Task inputs:
━━━━━━━━━━━━━━━━━━━━

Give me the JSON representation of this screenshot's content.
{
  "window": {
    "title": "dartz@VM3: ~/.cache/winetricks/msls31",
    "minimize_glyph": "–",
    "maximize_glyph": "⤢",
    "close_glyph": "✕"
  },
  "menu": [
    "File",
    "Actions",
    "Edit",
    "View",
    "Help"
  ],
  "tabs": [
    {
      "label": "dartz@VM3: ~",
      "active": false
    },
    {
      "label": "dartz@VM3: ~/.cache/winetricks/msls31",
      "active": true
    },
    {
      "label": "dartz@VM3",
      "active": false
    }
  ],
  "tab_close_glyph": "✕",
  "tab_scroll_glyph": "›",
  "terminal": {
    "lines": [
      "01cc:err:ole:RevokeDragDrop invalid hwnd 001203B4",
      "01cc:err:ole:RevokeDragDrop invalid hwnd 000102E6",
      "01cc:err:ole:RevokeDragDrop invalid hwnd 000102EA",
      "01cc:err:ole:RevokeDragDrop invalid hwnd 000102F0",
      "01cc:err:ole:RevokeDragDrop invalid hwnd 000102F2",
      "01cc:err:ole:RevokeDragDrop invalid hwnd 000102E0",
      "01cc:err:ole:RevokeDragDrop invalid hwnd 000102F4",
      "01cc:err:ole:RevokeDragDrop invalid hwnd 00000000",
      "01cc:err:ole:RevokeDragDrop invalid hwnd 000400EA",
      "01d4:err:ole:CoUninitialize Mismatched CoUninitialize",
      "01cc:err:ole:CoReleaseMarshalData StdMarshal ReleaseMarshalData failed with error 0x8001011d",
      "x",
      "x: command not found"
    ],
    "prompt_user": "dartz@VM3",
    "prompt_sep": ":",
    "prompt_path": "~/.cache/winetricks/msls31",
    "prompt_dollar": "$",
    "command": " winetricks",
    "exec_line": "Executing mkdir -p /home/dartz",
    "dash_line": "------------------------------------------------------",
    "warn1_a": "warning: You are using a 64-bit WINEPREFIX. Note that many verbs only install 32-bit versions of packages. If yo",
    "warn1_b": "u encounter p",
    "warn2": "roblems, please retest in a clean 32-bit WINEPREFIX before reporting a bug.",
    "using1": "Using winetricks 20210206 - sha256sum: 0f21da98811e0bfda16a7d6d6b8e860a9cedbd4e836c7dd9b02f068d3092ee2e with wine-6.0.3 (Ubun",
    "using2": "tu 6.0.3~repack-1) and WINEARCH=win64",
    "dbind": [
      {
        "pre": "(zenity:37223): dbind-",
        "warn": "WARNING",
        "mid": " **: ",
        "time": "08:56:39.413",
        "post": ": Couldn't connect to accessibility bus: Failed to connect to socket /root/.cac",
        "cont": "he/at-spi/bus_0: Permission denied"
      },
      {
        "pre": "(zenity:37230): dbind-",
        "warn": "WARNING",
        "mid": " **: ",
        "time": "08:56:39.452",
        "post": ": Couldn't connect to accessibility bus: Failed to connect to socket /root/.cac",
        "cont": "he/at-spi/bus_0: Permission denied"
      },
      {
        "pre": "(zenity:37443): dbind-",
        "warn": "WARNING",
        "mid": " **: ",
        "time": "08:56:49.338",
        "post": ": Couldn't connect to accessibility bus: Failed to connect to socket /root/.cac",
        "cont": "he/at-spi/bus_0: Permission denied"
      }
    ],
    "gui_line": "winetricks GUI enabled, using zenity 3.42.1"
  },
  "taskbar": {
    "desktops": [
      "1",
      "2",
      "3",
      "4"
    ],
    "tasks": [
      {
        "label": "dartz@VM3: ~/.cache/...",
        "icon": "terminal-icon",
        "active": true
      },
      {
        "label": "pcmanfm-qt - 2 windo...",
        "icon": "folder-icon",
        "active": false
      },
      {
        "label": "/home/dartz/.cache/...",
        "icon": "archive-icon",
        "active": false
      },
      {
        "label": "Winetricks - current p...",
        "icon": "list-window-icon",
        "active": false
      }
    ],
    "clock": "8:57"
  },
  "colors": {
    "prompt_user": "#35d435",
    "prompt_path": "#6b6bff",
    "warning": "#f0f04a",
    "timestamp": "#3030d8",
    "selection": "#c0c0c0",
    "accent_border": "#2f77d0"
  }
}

━━━━━━━━━━━━━━━━━━━━

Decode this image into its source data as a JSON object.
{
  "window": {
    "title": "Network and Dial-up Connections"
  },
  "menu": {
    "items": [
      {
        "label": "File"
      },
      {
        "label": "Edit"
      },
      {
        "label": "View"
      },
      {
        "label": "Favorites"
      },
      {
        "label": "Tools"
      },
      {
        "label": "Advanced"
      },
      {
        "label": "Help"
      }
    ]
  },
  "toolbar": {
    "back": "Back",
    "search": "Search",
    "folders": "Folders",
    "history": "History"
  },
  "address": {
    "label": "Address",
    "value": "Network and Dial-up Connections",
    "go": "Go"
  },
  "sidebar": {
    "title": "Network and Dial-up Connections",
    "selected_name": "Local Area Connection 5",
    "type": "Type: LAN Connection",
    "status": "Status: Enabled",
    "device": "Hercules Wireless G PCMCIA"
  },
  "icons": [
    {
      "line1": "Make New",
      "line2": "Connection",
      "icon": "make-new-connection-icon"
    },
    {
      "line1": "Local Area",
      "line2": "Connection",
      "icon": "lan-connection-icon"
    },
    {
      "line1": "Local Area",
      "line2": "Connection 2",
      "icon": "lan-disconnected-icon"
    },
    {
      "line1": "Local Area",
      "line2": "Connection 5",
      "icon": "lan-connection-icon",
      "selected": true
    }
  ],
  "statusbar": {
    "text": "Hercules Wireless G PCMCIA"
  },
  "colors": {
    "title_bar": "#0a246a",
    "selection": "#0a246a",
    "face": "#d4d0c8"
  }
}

━━━━━━━━━━━━━━━━━━━━

What the exercise asks: Gather all lines from the records above in which "Network" appears.

Expected answer:
    "title": "Network and Dial-up Connections"
    "value": "Network and Dial-up Connections",
    "title": "Network and Dial-up Connections",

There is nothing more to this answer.